>> Begin Data rows
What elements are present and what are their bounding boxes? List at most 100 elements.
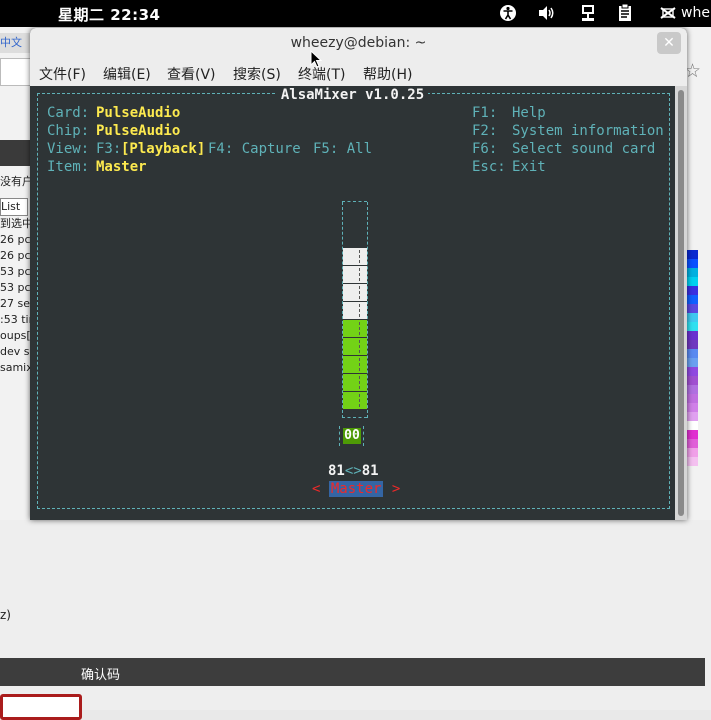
help-text: Select sound card — [512, 141, 656, 157]
scrollbar-thumb[interactable] — [678, 90, 684, 516]
background-line: samix — [0, 361, 32, 374]
palette-swatch[interactable] — [686, 349, 698, 358]
color-palette — [686, 250, 698, 466]
menu-search[interactable]: 搜索(S) — [233, 64, 281, 84]
palette-swatch[interactable] — [686, 295, 698, 304]
channel-right-bracket: > — [391, 481, 401, 497]
terminal-title: wheezy@debian: ~ — [290, 35, 427, 51]
help-key: F6: — [472, 141, 498, 157]
palette-swatch[interactable] — [686, 277, 698, 286]
volume-right: 81 — [361, 463, 379, 479]
confirm-code-label: 确认码 — [81, 668, 121, 683]
terminal-scrollbar[interactable] — [675, 86, 687, 520]
volume-segment — [343, 248, 367, 265]
volume-readout: 81<>81 — [328, 463, 379, 479]
palette-swatch[interactable] — [686, 376, 698, 385]
channel-name[interactable]: Master — [328, 481, 384, 497]
item-value: Master — [96, 159, 147, 175]
menu-file[interactable]: 文件(F) — [39, 64, 86, 84]
menu-help[interactable]: 帮助(H) — [363, 64, 412, 84]
menu-edit[interactable]: 编辑(E) — [103, 64, 151, 84]
view-capture: F4: Capture — [208, 141, 301, 157]
help-text: System information — [512, 123, 664, 139]
alsamixer-title: AlsaMixer v1.0.25 — [276, 87, 429, 103]
volume-segment — [343, 356, 367, 373]
help-text: Help — [512, 105, 546, 121]
palette-swatch[interactable] — [686, 322, 698, 331]
alsamixer-title-row: AlsaMixer v1.0.25 — [30, 87, 675, 103]
close-icon[interactable]: ✕ — [657, 32, 681, 54]
browser-tab[interactable]: 中文 — [0, 33, 30, 53]
help-key: F2: — [472, 123, 498, 139]
palette-swatch[interactable] — [686, 394, 698, 403]
channel-selector[interactable]: < Master > — [312, 481, 400, 497]
user-name[interactable]: whe — [681, 5, 710, 21]
mouse-cursor-icon — [310, 50, 322, 68]
channel-left-bracket: < — [312, 481, 321, 497]
palette-swatch[interactable] — [686, 439, 698, 448]
clipboard-icon[interactable] — [617, 3, 633, 23]
palette-swatch[interactable] — [686, 412, 698, 421]
chip-value: PulseAudio — [96, 123, 181, 139]
palette-swatch[interactable] — [686, 448, 698, 457]
volume-icon[interactable] — [538, 3, 556, 23]
view-playback: [Playback] — [121, 141, 206, 157]
background-line: 53 pc — [0, 265, 31, 278]
card-label: Card: — [47, 105, 90, 121]
background-text: z) — [0, 608, 11, 622]
view-f3-key: F3: — [96, 141, 122, 157]
background-line: dev sc — [0, 345, 32, 358]
confirm-code-input[interactable] — [0, 694, 82, 720]
background-line: 没有户 — [0, 175, 32, 188]
top-panel: 星期二 22:34 whe — [0, 0, 711, 27]
browser-dark-band — [0, 140, 30, 166]
user-icon[interactable] — [660, 3, 676, 23]
help-text: Exit — [512, 159, 546, 175]
help-key: F1: — [472, 105, 498, 121]
palette-swatch[interactable] — [686, 268, 698, 277]
background-list-button[interactable]: List — [0, 198, 28, 216]
background-line: 26 pc — [0, 249, 31, 262]
palette-swatch[interactable] — [686, 430, 698, 439]
volume-segment — [343, 284, 367, 301]
volume-segment — [343, 266, 367, 283]
mute-toggle[interactable]: 00 — [343, 428, 361, 444]
palette-swatch[interactable] — [686, 385, 698, 394]
volume-segment — [343, 374, 367, 391]
background-line: 26 pc — [0, 233, 31, 246]
volume-segment — [343, 320, 367, 337]
palette-swatch[interactable] — [686, 457, 698, 466]
terminal-window[interactable]: wheezy@debian: ~ ✕ 文件(F) 编辑(E) 查看(V) 搜索(… — [30, 28, 687, 520]
volume-separator: <> — [344, 463, 362, 479]
palette-swatch[interactable] — [686, 421, 698, 430]
background-line: 27 se — [0, 297, 30, 310]
card-value: PulseAudio — [96, 105, 181, 121]
palette-swatch[interactable] — [686, 403, 698, 412]
volume-bar-bottom — [342, 417, 367, 419]
volume-left: 81 — [328, 463, 345, 479]
palette-swatch[interactable] — [686, 286, 698, 295]
network-icon[interactable] — [580, 3, 596, 23]
palette-swatch[interactable] — [686, 358, 698, 367]
terminal-titlebar[interactable]: wheezy@debian: ~ ✕ — [30, 28, 687, 60]
palette-swatch[interactable] — [686, 367, 698, 376]
mute-box-left — [339, 426, 341, 446]
background-line: oups[ — [0, 329, 31, 342]
terminal-screen[interactable]: AlsaMixer v1.0.25 Card: PulseAudio Chip:… — [30, 86, 675, 520]
background-line: 到选中 — [0, 217, 32, 230]
view-label: View: — [47, 141, 90, 157]
palette-swatch[interactable] — [686, 331, 698, 340]
volume-segment — [343, 392, 367, 409]
volume-segment — [343, 302, 367, 319]
browser-url-field[interactable] — [0, 58, 32, 86]
mute-box-right — [363, 426, 365, 446]
clock[interactable]: 星期二 22:34 — [58, 4, 160, 25]
menu-view[interactable]: 查看(V) — [167, 64, 216, 84]
item-label: Item: — [47, 159, 90, 175]
palette-swatch[interactable] — [686, 304, 698, 313]
accessibility-icon[interactable] — [499, 3, 517, 23]
palette-swatch[interactable] — [686, 259, 698, 268]
palette-swatch[interactable] — [686, 313, 698, 322]
palette-swatch[interactable] — [686, 340, 698, 349]
palette-swatch[interactable] — [686, 250, 698, 259]
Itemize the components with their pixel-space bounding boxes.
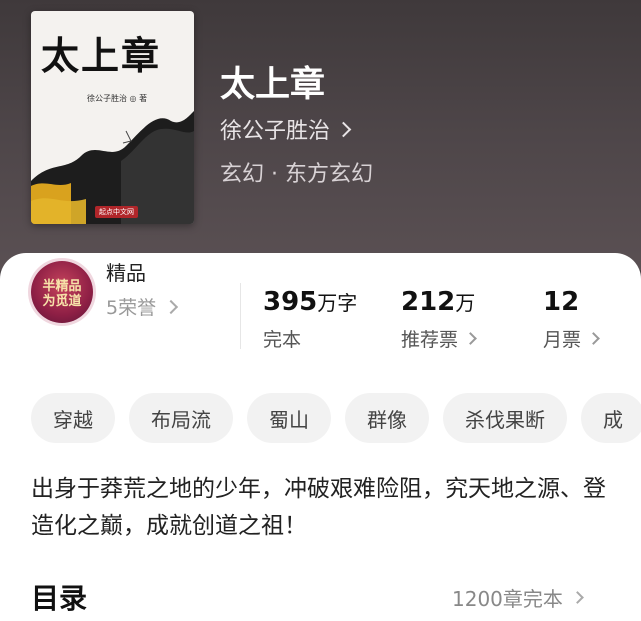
author-link[interactable]: 徐公子胜治 <box>220 113 352 145</box>
catalog-info: 1200章完本 <box>452 587 563 611</box>
stat-word-count: 395万字 完本 <box>263 287 357 352</box>
book-title: 太上章 <box>220 64 326 105</box>
stat-value: 212 <box>401 287 456 317</box>
tag-chip[interactable]: 群像 <box>345 393 429 443</box>
cover-publisher-logo: 起点中文网 <box>95 206 138 218</box>
chevron-right-icon <box>571 591 584 604</box>
badge-text: 半精品 为觅道 <box>42 279 82 309</box>
chevron-right-icon <box>164 299 179 314</box>
book-detail-panel: 半精品 为觅道 精品 5荣誉 395万字 完本 212万 推荐票 12 月票 穿… <box>0 253 641 621</box>
quality-badge-icon[interactable]: 半精品 为觅道 <box>31 261 93 323</box>
honor-link[interactable]: 5荣誉 <box>106 293 179 320</box>
stat-unit: 万 <box>455 291 476 315</box>
tag-chip[interactable]: 杀伐果断 <box>443 393 567 443</box>
stat-label: 推荐票 <box>401 329 459 351</box>
chevron-right-icon <box>335 121 352 137</box>
stat-label: 完本 <box>263 329 302 351</box>
stat-monthly-votes[interactable]: 12 月票 <box>543 287 600 352</box>
cover-ink-landscape <box>31 111 194 224</box>
tag-chip[interactable]: 成 <box>581 393 641 443</box>
catalog-title[interactable]: 目录 <box>31 577 87 617</box>
stat-unit: 万字 <box>317 291 358 315</box>
chevron-right-icon <box>587 332 600 345</box>
book-intro[interactable]: 出身于莽荒之地的少年，冲破艰难险阻，究天地之源、登造化之巅，成就创道之祖！ <box>31 471 621 545</box>
book-genre: 玄幻 · 东方玄幻 <box>220 162 373 187</box>
quality-label: 精品 <box>106 261 146 285</box>
stat-label: 月票 <box>543 329 582 351</box>
chevron-right-icon <box>464 332 477 345</box>
tag-list: 穿越 布局流 蜀山 群像 杀伐果断 成 <box>31 393 641 443</box>
stat-value: 12 <box>543 287 580 317</box>
stat-recommend-votes[interactable]: 212万 推荐票 <box>401 287 477 352</box>
tag-chip[interactable]: 布局流 <box>129 393 233 443</box>
catalog-link[interactable]: 1200章完本 <box>452 583 584 612</box>
author-name: 徐公子胜治 <box>220 119 331 144</box>
tag-chip[interactable]: 穿越 <box>31 393 115 443</box>
divider <box>240 283 241 349</box>
honor-count: 5荣誉 <box>106 297 157 319</box>
tag-chip[interactable]: 蜀山 <box>247 393 331 443</box>
stat-value: 395 <box>263 287 318 317</box>
book-cover[interactable]: 太上章 徐公子胜治 ◎ 著 起点中文网 <box>31 11 194 224</box>
book-header: 太上章 徐公子胜治 ◎ 著 起点中文网 太上章 徐公子胜治 玄幻 · 东方玄幻 <box>0 0 641 270</box>
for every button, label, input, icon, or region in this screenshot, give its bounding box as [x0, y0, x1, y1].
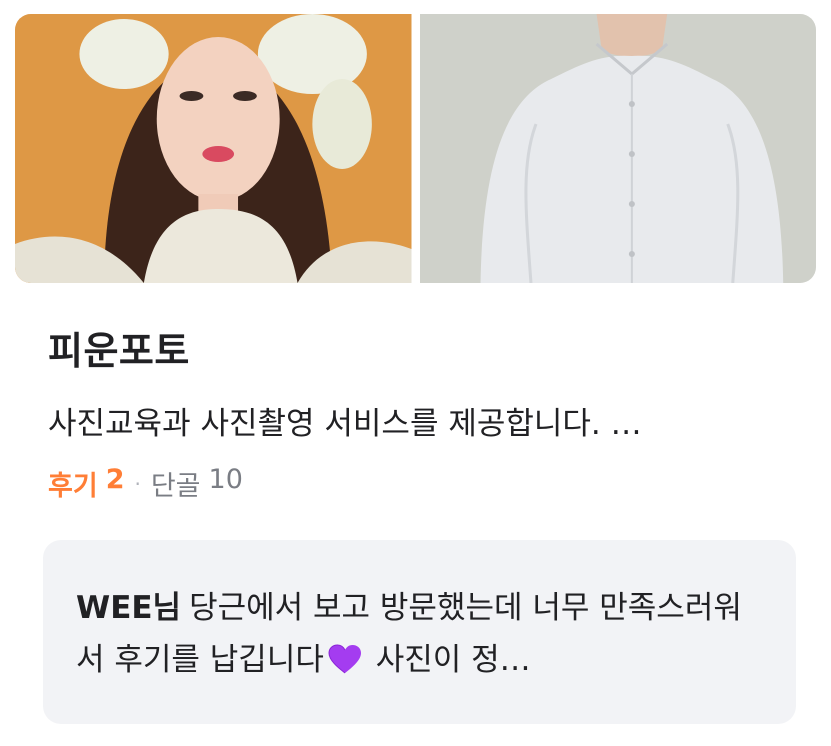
review-count-stat[interactable]: 후기 2 [48, 464, 124, 503]
regular-label: 단골 [150, 471, 201, 502]
reviewer-name: WEE님 [76, 590, 182, 626]
portrait-woman-flower-crown-photo [15, 14, 412, 283]
store-name[interactable]: 피운포토 [48, 320, 190, 375]
review-label: 후기 [48, 471, 98, 502]
store-photo-2[interactable] [419, 14, 816, 283]
regular-count: 10 [208, 464, 243, 495]
regular-count-stat: 단골 10 [151, 464, 243, 503]
review-preview[interactable]: WEE님 당근에서 보고 방문했는데 너무 만족스러워서 후기를 납깁니다 사진이… [43, 540, 796, 724]
stat-separator: · [134, 471, 141, 496]
review-body-part2: 사진이 정… [365, 642, 531, 678]
purple-heart-icon [328, 644, 361, 674]
portrait-man-white-shirt-photo [419, 14, 816, 283]
store-description: 사진교육과 사진촬영 서비스를 제공합니다. … [48, 406, 642, 442]
review-count: 2 [105, 464, 125, 495]
store-photo-1[interactable] [15, 14, 412, 283]
photo-gallery[interactable] [15, 14, 816, 283]
store-card[interactable]: 피운포토 사진교육과 사진촬영 서비스를 제공합니다. … 후기 2 · 단골 … [0, 0, 831, 746]
store-stats: 후기 2 · 단골 10 [48, 464, 243, 503]
review-text: WEE님 당근에서 보고 방문했는데 너무 만족스러워서 후기를 납깁니다 사진이… [76, 582, 766, 686]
>> End Data rows
» **Your task**:
Repeat the lines from the one containing "review-count-stat[interactable]: 후기 2" through the one containing "review-label: 후기 [48, 471, 98, 502]", including both of those lines.

» **Correct output**:
review-count-stat[interactable]: 후기 2 [48, 464, 124, 503]
regular-label: 단골 [150, 471, 201, 502]
reviewer-name: WEE님 [76, 590, 182, 626]
portrait-woman-flower-crown-photo [15, 14, 412, 283]
store-name[interactable]: 피운포토 [48, 320, 190, 375]
review-label: 후기 [48, 471, 98, 502]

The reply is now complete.